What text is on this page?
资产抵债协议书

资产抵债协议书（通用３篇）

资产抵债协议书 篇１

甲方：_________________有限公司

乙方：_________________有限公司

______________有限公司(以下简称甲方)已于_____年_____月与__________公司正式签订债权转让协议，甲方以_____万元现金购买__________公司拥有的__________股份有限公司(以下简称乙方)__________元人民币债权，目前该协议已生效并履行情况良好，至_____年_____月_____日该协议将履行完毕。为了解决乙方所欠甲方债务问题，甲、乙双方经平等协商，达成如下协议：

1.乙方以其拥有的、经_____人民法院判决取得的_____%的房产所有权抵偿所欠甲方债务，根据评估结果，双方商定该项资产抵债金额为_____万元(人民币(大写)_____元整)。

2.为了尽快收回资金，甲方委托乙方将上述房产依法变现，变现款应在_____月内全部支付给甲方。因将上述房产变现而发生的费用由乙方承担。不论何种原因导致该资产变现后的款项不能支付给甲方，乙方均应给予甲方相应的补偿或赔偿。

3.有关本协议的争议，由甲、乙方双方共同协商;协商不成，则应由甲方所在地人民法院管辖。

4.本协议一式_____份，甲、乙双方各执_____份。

◆ ◆ ◆ ◆ ◆

◆ What is required ◆
Every entry should be printed again exactly as it stands.

◆ Result of the task ◆
What text is on this page?
资产抵债协议书

资产抵债协议书（通用３篇）

资产抵债协议书 篇１

甲方：_________________有限公司

乙方：_________________有限公司

______________有限公司(以下简称甲方)已于_____年_____月与__________公司正式签订债权转让协议，甲方以_____万元现金购买__________公司拥有的__________股份有限公司(以下简称乙方)__________元人民币债权，目前该协议已生效并履行情况良好，至_____年_____月_____日该协议将履行完毕。为了解决乙方所欠甲方债务问题，甲、乙双方经平等协商，达成如下协议：

1.乙方以其拥有的、经_____人民法院判决取得的_____%的房产所有权抵偿所欠甲方债务，根据评估结果，双方商定该项资产抵债金额为_____万元(人民币(大写)_____元整)。

2.为了尽快收回资金，甲方委托乙方将上述房产依法变现，变现款应在_____月内全部支付给甲方。因将上述房产变现而发生的费用由乙方承担。不论何种原因导致该资产变现后的款项不能支付给甲方，乙方均应给予甲方相应的补偿或赔偿。

3.有关本协议的争议，由甲、乙方双方共同协商;协商不成，则应由甲方所在地人民法院管辖。

4.本协议一式_____份，甲、乙双方各执_____份。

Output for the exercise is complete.